| Records shown |

--------------------------------

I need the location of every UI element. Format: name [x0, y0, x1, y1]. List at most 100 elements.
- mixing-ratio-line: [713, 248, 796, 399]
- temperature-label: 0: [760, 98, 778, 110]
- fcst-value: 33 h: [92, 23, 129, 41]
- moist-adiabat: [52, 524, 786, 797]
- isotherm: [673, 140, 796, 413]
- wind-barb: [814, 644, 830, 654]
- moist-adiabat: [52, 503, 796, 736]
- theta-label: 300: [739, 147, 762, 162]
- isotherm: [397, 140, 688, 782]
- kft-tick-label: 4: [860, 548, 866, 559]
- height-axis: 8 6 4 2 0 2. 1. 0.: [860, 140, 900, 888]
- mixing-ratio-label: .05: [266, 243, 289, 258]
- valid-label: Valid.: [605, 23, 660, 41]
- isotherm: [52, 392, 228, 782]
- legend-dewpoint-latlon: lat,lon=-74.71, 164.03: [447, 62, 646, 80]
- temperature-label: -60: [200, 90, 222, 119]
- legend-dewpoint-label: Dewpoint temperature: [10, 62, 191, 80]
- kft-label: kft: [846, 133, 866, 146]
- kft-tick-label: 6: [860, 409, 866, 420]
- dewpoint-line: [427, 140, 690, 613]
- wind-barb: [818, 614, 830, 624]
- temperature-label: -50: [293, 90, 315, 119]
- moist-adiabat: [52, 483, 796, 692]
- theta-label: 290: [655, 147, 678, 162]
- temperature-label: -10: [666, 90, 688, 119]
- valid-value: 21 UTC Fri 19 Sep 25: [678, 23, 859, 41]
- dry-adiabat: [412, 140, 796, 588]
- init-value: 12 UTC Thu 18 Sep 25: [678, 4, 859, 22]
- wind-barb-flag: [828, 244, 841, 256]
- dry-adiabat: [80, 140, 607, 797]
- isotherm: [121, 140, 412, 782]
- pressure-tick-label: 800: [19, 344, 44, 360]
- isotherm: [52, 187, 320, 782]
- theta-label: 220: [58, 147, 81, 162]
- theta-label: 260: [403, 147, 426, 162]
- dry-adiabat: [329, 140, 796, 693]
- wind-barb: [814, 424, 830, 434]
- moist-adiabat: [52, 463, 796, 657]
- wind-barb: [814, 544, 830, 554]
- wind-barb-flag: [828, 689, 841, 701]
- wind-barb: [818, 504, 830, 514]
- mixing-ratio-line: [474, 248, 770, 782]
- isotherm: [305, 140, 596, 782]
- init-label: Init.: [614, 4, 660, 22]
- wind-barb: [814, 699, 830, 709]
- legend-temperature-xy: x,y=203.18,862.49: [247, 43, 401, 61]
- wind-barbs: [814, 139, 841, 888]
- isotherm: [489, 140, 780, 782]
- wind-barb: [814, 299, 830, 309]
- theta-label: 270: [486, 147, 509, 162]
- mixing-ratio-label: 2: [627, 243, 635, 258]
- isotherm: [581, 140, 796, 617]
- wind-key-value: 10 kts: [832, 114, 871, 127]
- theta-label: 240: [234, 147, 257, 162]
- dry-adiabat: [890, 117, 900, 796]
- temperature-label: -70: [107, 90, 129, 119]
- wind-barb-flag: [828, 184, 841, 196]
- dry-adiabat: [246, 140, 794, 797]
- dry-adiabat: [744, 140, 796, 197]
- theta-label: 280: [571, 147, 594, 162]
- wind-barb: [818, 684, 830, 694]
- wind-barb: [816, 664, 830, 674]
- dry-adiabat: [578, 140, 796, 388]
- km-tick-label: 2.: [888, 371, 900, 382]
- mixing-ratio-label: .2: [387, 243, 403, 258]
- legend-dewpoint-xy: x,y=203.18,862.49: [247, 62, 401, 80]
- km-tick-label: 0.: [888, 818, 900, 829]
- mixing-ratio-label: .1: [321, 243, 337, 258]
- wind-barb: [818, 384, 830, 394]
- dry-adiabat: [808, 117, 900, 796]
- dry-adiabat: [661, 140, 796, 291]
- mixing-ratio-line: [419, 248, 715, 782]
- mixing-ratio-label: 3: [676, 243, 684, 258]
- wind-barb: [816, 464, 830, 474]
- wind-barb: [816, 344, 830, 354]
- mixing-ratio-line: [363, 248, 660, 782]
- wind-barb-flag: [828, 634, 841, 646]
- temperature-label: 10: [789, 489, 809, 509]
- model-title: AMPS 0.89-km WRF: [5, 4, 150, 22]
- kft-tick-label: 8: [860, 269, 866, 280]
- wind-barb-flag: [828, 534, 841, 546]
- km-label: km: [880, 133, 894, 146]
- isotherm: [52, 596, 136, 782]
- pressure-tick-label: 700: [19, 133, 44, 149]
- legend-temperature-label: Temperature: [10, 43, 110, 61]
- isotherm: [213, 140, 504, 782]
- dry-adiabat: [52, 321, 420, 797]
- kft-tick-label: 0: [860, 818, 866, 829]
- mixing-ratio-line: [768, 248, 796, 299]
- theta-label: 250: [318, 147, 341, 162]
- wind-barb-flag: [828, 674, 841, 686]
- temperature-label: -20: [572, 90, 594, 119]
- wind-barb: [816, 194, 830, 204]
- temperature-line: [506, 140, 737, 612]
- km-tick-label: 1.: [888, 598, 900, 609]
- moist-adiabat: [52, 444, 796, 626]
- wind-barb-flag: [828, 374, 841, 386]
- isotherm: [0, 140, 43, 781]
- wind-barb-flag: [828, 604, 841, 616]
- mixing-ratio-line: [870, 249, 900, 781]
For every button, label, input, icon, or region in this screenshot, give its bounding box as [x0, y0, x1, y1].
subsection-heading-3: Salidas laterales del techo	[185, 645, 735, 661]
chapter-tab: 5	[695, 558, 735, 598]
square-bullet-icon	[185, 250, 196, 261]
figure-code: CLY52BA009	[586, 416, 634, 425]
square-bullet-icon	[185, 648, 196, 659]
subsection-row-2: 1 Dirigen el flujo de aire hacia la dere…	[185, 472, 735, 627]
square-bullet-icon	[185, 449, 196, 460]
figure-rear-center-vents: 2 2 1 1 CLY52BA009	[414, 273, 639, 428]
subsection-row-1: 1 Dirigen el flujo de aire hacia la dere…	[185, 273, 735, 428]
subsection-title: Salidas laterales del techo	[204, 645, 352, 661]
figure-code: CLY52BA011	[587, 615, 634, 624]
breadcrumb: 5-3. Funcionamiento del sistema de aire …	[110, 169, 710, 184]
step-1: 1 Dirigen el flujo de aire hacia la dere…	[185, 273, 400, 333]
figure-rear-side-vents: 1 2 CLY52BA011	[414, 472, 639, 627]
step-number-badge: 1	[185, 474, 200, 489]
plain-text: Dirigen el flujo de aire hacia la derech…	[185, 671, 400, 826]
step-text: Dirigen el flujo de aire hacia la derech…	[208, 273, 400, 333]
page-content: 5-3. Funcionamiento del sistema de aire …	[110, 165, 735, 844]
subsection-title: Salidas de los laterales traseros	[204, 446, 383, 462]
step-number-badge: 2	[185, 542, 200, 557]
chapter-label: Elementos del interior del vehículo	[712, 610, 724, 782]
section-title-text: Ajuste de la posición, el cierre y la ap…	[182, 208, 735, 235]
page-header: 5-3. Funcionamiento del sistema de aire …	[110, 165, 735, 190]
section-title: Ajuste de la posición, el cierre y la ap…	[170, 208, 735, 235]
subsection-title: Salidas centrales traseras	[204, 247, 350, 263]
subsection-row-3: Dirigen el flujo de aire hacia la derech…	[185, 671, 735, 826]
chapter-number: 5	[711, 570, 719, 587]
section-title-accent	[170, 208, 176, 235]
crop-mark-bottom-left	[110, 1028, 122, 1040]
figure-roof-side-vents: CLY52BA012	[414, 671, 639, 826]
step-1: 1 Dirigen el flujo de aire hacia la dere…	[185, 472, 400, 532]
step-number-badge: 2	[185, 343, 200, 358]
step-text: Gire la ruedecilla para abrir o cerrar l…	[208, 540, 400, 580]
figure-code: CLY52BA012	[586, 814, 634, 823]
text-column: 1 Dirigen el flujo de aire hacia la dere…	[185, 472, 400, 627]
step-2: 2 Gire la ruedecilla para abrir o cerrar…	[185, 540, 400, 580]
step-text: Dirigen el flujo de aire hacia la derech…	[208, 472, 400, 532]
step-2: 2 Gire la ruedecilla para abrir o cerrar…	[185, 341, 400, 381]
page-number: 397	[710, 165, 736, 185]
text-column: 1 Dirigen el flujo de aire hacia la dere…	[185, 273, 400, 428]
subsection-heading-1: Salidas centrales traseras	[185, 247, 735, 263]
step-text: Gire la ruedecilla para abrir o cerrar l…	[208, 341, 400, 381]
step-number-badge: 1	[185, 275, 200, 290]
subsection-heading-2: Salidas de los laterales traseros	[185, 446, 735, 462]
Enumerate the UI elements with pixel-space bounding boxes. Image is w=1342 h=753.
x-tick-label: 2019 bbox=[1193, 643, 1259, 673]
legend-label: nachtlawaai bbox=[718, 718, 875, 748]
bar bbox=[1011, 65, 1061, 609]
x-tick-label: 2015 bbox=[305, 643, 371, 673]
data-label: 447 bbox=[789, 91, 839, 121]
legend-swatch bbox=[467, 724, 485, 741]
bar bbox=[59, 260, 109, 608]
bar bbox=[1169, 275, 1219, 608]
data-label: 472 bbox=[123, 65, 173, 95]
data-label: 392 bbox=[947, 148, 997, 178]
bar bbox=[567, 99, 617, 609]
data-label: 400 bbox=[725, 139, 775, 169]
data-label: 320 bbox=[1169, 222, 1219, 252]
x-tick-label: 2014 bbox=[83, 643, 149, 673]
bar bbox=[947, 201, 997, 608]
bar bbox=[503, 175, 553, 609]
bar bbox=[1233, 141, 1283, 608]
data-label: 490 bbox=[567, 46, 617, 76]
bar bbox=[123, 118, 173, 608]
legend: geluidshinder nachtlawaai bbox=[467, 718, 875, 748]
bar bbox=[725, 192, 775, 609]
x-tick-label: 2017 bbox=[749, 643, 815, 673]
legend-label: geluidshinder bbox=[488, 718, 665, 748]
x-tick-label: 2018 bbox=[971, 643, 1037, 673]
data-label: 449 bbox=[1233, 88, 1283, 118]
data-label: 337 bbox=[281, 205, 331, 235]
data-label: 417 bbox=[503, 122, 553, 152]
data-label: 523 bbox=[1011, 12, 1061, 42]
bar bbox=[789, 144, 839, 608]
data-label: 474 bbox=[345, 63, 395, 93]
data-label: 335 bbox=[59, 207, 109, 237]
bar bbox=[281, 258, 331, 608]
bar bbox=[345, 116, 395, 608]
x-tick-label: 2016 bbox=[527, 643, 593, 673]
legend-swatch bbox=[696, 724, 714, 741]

--------------------------------

| Aim |
Arrange the entries as a Markdown table with columns "Row" and "Line", starting at their first line and ending after the line that contains "- theta-label: 260: [403, 147, 426, 162]". Number each row and leave out blank lines.

| Exercise answer |
| Row | Line |
|---|---|
| 1 | I need the location of every UI element. Format: name [x0, y0, x1, y1]. List at most 100 elements. |
| 2 | - mixing-ratio-line: [713, 248, 796, 399] |
| 3 | - temperature-label: 0: [760, 98, 778, 110] |
| 4 | - fcst-value: 33 h: [92, 23, 129, 41] |
| 5 | - moist-adiabat: [52, 524, 786, 797] |
| 6 | - isotherm: [673, 140, 796, 413] |
| 7 | - wind-barb: [814, 644, 830, 654] |
| 8 | - moist-adiabat: [52, 503, 796, 736] |
| 9 | - theta-label: 300: [739, 147, 762, 162] |
| 10 | - isotherm: [397, 140, 688, 782] |
| 11 | - kft-tick-label: 4: [860, 548, 866, 559] |
| 12 | - height-axis: 8 6 4 2 0 2. 1. 0.: [860, 140, 900, 888] |
| 13 | - mixing-ratio-label: .05: [266, 243, 289, 258] |
| 14 | - valid-label: Valid.: [605, 23, 660, 41] |
| 15 | - isotherm: [52, 392, 228, 782] |
| 16 | - legend-dewpoint-latlon: lat,lon=-74.71, 164.03: [447, 62, 646, 80] |
| 17 | - temperature-label: -60: [200, 90, 222, 119] |
| 18 | - legend-dewpoint-label: Dewpoint temperature: [10, 62, 191, 80] |
| 19 | - kft-label: kft: [846, 133, 866, 146] |
| 20 | - kft-tick-label: 6: [860, 409, 866, 420] |
| 21 | - dewpoint-line: [427, 140, 690, 613] |
| 22 | - wind-barb: [818, 614, 830, 624] |
| 23 | - temperature-label: -50: [293, 90, 315, 119] |
| 24 | - moist-adiabat: [52, 483, 796, 692] |
| 25 | - theta-label: 290: [655, 147, 678, 162] |
| 26 | - temperature-label: -10: [666, 90, 688, 119] |
| 27 | - valid-value: 21 UTC Fri 19 Sep 25: [678, 23, 859, 41] |
| 28 | - dry-adiabat: [412, 140, 796, 588] |
| 29 | - init-value: 12 UTC Thu 18 Sep 25: [678, 4, 859, 22] |
| 30 | - wind-barb-flag: [828, 244, 841, 256] |
| 31 | - dry-adiabat: [80, 140, 607, 797] |
| 32 | - isotherm: [121, 140, 412, 782] |
| 33 | - pressure-tick-label: 800: [19, 344, 44, 360] |
| 34 | - isotherm: [52, 187, 320, 782] |
| 35 | - theta-label: 220: [58, 147, 81, 162] |
| 36 | - theta-label: 260: [403, 147, 426, 162] |